■ **REQUIREMENTS**:
Pull out every line with the word "Management".

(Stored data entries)
● ● ●
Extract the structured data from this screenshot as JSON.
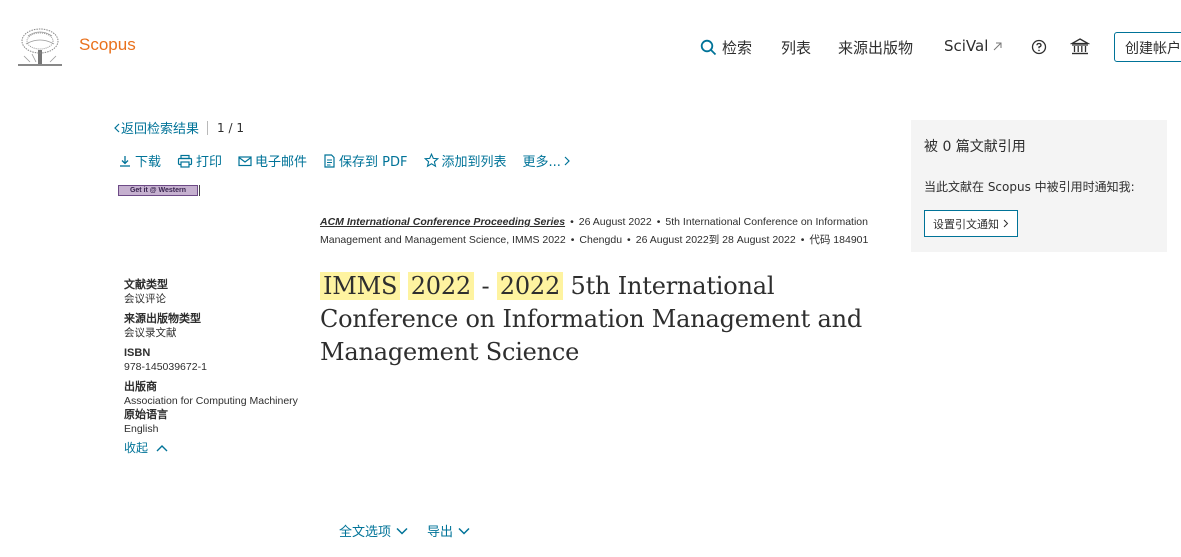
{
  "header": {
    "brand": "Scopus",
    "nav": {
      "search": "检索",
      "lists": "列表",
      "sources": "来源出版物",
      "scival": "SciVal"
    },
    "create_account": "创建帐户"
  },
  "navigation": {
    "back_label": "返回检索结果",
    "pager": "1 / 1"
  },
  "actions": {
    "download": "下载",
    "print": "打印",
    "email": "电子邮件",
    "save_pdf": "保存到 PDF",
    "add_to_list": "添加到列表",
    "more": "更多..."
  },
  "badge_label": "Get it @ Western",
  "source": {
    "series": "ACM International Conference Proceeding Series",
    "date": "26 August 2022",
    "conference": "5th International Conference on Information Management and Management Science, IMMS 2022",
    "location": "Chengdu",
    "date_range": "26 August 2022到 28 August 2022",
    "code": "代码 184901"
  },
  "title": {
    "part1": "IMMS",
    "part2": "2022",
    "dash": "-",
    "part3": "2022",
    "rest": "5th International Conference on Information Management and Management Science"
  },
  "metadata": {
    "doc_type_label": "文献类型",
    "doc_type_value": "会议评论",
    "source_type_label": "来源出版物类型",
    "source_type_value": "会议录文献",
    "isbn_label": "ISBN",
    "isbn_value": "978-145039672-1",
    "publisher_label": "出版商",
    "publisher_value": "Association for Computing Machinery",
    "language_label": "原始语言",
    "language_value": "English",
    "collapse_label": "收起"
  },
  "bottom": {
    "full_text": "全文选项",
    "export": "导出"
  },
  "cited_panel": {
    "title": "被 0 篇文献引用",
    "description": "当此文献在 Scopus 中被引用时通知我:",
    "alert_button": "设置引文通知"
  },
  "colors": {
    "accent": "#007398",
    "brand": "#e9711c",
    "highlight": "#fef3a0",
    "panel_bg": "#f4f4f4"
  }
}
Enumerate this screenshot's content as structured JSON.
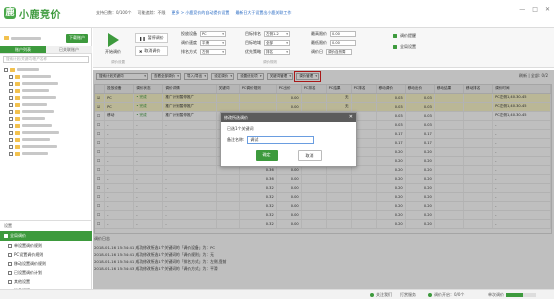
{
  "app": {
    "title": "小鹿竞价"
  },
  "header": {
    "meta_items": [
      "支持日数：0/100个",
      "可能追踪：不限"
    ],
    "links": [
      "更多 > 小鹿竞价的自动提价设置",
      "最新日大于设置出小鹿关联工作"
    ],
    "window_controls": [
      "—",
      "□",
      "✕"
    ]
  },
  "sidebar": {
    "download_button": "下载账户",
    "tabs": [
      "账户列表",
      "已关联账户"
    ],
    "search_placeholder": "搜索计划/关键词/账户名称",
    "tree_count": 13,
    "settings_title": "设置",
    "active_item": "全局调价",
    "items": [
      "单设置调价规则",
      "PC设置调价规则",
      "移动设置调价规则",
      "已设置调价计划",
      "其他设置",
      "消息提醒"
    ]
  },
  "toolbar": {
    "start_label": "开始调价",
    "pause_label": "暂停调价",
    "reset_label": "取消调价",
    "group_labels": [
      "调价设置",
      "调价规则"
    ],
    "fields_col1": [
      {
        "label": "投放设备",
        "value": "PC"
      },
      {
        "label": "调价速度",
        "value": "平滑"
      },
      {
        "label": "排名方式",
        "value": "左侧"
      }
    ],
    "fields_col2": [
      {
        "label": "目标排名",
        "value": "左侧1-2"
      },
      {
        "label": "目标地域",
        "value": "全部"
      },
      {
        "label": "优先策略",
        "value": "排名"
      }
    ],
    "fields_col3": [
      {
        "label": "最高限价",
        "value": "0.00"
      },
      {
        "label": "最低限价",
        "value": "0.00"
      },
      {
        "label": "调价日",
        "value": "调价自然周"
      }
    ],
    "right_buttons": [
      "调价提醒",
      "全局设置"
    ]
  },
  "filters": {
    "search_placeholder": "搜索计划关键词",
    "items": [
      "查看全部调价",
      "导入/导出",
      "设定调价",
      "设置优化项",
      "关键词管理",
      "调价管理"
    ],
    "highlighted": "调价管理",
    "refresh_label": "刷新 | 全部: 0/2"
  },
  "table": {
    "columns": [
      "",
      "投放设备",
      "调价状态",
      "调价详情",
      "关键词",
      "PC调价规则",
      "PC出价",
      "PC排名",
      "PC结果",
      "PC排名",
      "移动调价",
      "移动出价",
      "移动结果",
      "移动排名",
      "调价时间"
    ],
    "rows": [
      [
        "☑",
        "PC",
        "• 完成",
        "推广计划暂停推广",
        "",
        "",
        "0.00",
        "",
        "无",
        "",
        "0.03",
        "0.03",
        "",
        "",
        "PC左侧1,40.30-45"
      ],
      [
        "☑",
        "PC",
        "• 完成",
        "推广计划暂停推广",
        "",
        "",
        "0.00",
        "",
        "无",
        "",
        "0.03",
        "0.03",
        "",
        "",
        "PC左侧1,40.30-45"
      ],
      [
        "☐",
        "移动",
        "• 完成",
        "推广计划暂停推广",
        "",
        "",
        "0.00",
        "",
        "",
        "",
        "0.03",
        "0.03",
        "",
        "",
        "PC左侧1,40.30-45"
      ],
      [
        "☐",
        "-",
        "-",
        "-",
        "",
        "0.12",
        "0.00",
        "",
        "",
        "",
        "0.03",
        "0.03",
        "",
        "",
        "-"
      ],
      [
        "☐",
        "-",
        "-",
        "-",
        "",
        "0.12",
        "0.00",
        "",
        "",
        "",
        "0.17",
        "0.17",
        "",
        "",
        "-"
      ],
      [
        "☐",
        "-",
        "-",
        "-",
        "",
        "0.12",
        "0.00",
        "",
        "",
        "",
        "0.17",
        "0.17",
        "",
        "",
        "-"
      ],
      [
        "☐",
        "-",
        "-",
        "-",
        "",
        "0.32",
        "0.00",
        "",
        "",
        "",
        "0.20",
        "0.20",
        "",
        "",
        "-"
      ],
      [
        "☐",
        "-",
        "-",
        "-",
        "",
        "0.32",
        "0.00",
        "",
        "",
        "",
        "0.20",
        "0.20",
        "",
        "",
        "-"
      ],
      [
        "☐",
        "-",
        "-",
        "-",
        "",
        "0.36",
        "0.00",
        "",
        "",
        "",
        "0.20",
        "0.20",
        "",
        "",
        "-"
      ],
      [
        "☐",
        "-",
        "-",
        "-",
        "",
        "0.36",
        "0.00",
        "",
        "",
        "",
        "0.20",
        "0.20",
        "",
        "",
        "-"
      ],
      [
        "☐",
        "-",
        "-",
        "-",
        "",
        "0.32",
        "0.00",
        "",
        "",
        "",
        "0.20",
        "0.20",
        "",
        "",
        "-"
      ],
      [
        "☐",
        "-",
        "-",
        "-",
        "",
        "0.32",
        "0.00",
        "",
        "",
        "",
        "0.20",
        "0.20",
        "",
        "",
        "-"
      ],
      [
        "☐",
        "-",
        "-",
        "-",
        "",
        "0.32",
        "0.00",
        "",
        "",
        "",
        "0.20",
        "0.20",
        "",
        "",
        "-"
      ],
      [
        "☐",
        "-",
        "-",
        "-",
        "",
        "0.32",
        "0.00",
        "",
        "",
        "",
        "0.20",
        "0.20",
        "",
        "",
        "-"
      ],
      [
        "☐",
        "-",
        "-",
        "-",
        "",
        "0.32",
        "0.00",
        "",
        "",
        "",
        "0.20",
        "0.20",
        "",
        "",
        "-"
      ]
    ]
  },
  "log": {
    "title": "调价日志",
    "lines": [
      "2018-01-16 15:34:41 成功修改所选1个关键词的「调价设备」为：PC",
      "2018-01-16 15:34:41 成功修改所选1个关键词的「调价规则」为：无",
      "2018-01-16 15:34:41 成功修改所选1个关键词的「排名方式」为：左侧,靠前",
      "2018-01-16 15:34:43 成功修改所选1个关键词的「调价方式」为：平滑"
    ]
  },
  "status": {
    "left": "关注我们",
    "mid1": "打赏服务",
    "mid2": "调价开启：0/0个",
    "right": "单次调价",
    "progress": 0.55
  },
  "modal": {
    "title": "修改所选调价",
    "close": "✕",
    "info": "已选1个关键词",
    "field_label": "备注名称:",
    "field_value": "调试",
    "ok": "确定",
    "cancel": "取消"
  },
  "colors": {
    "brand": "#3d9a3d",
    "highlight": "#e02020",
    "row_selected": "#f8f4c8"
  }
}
● ● ●
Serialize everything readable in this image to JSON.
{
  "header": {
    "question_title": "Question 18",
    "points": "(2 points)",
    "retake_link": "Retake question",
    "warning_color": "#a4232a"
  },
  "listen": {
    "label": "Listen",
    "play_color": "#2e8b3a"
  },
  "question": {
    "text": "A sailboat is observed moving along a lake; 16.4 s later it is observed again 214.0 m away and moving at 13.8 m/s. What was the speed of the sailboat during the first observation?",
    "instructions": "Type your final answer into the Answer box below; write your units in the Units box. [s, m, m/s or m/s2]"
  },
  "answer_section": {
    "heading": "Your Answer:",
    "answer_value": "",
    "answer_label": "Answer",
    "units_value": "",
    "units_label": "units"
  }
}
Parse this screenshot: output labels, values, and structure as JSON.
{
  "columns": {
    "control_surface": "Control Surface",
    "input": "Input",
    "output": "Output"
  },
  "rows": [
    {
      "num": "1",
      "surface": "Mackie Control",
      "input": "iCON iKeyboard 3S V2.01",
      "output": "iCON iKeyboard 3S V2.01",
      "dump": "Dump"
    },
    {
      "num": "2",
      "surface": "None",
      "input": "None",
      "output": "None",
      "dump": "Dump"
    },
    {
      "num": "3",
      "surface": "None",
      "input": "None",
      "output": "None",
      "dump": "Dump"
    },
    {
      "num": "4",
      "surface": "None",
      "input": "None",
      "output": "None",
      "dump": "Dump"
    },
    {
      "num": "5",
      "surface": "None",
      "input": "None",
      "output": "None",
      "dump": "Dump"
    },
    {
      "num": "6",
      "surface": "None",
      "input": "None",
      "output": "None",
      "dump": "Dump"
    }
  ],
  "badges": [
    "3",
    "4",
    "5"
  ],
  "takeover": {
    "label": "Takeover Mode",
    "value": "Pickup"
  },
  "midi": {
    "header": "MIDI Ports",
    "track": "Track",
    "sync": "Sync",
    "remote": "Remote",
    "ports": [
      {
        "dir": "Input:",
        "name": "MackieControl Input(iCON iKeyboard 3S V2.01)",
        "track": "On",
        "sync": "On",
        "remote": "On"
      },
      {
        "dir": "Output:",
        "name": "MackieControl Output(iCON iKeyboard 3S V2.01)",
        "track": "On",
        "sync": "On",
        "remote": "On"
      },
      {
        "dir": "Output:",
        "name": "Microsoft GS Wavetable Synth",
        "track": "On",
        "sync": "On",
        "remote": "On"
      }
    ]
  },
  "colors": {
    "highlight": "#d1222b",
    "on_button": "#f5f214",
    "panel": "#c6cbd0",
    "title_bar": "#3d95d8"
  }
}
● ● ●
■ **TASK RESPONSE**:
    "conference": "5th International Conference on Information Management and Management Science, IMMS 2022",
    "rest": "5th International Conference on Information Management and Management Science"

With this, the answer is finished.